Working data

* * *

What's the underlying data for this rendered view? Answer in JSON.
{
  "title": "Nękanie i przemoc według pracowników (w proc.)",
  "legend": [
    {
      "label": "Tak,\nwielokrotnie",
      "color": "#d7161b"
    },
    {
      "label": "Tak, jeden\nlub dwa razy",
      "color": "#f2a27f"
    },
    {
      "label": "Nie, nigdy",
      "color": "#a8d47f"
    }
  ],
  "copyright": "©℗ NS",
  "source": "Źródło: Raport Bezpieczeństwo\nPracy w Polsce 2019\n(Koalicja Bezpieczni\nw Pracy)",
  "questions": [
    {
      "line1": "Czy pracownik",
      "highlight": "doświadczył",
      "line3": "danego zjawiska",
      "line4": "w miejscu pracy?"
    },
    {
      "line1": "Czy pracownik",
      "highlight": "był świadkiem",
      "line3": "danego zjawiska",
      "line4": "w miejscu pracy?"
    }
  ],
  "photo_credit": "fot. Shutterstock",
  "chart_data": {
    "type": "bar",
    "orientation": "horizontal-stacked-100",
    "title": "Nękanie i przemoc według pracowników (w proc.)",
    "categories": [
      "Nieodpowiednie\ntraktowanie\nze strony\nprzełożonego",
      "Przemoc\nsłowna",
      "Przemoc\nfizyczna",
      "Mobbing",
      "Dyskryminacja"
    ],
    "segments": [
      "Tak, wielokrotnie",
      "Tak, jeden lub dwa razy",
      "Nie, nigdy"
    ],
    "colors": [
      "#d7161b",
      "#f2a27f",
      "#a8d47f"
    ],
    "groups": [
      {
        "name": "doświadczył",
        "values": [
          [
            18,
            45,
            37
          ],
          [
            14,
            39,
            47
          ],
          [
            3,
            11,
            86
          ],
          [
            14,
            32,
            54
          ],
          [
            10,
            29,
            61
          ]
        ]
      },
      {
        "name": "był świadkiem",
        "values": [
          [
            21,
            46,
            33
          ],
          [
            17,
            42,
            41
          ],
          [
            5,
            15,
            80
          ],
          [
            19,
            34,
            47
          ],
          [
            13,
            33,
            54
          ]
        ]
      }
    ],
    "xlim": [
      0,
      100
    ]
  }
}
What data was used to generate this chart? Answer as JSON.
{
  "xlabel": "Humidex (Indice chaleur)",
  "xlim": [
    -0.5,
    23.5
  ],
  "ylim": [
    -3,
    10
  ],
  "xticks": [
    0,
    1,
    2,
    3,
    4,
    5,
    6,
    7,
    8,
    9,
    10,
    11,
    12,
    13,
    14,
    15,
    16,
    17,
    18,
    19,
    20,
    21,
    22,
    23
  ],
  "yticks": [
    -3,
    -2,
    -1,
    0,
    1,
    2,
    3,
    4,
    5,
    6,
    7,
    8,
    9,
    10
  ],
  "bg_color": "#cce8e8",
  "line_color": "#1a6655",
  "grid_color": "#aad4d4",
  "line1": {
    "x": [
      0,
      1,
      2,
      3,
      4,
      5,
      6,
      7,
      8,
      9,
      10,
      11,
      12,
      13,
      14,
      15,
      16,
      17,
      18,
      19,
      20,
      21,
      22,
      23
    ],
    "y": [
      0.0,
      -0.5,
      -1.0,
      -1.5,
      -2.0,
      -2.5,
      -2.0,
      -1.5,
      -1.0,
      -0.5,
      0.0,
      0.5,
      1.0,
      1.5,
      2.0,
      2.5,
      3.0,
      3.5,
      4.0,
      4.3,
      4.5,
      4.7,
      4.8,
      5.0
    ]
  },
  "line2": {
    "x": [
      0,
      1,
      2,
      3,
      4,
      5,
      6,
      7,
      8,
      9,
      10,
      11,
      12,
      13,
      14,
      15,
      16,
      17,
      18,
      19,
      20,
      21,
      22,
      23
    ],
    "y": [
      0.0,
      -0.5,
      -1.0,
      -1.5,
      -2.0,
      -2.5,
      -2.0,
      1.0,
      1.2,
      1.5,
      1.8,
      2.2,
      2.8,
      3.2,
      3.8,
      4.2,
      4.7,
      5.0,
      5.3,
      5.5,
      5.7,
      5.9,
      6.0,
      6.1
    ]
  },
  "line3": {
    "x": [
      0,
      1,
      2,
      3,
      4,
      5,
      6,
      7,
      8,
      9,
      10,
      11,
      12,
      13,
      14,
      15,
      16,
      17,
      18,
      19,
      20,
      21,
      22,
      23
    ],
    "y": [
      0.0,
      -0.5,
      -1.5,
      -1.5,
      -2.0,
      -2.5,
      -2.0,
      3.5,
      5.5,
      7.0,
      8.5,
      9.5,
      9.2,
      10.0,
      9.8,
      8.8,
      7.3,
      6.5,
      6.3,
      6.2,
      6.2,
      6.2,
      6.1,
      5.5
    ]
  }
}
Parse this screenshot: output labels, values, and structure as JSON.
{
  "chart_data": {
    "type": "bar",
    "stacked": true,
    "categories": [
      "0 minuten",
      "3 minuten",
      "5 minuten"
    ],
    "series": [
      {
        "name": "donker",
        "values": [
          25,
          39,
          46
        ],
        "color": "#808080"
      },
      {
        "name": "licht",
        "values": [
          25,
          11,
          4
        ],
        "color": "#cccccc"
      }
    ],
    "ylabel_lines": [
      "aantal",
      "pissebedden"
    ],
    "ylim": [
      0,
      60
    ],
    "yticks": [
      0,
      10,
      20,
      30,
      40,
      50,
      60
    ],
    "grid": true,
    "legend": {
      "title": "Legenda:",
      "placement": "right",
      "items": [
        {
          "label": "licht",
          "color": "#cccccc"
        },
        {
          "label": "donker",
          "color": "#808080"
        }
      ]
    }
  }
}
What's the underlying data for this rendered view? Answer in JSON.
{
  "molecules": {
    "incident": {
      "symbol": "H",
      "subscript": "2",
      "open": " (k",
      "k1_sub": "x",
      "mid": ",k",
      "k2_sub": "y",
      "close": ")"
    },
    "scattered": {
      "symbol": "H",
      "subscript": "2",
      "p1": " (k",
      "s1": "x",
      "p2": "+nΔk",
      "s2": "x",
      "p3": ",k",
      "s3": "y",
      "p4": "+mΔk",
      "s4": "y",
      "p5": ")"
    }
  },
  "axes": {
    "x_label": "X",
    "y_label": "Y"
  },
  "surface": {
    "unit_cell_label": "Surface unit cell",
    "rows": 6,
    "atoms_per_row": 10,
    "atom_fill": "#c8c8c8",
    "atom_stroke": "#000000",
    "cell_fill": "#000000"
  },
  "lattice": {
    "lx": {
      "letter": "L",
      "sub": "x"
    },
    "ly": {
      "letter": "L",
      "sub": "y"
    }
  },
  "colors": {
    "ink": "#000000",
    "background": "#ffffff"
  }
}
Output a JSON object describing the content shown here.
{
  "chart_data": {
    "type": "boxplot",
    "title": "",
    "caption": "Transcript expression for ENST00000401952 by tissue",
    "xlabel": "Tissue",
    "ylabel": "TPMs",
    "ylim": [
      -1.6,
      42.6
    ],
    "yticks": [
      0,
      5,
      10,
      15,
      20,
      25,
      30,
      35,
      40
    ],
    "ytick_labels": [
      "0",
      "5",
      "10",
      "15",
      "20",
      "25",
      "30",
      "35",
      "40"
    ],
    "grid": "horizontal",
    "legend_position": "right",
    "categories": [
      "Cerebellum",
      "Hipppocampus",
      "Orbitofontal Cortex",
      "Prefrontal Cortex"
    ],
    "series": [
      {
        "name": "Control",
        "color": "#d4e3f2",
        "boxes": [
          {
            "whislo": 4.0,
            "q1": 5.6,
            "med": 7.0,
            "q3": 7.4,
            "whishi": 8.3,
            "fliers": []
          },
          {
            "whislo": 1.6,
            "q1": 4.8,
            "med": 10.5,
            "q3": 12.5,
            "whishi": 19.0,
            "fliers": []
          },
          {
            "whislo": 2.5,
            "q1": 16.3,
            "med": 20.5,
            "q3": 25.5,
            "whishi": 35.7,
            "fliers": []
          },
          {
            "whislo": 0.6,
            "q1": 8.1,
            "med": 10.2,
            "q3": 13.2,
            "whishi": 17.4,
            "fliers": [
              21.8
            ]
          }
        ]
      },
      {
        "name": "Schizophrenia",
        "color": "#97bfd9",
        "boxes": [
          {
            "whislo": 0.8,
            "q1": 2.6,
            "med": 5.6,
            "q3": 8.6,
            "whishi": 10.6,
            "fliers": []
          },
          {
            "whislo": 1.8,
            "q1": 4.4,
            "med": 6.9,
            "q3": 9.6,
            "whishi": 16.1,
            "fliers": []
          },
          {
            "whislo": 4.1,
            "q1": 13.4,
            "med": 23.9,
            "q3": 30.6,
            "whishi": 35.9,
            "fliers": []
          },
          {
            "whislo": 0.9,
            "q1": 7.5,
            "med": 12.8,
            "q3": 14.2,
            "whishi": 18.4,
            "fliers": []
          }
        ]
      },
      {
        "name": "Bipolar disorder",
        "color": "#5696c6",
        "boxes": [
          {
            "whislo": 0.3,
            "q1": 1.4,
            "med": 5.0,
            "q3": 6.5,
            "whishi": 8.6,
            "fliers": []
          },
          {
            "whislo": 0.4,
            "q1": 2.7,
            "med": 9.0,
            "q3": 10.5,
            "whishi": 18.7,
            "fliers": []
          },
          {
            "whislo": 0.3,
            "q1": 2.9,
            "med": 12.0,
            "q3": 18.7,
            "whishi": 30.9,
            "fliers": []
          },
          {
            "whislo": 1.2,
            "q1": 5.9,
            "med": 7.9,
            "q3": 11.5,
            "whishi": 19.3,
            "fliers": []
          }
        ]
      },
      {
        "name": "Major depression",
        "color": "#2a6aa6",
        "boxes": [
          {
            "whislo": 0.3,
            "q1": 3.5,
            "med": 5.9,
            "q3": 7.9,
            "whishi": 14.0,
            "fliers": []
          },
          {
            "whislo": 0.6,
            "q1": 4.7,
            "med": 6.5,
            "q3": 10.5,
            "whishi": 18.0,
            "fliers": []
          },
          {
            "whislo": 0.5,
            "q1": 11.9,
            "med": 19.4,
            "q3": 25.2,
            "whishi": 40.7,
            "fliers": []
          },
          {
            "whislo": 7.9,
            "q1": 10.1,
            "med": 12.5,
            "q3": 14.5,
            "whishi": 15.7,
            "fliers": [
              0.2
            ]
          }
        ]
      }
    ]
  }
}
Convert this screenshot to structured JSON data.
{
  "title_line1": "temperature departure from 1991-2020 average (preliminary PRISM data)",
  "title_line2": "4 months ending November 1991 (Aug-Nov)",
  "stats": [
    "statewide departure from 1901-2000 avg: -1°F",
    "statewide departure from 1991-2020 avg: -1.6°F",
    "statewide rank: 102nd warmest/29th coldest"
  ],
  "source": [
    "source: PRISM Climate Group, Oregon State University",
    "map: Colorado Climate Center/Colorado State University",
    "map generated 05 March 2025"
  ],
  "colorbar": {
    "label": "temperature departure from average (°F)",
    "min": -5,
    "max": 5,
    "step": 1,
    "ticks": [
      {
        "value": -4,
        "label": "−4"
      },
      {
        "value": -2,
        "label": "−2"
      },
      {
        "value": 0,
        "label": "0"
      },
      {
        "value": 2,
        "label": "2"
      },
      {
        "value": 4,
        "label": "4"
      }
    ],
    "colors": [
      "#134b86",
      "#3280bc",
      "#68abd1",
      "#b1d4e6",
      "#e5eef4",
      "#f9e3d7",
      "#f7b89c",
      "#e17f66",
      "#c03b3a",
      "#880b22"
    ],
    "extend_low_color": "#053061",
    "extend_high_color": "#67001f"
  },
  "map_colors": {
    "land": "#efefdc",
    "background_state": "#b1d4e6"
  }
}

* * *

Exercise description
Copy each line above that contains the string "highlight".

Problem solution
      "highlight": "doświadczył",
      "highlight": "był świadkiem",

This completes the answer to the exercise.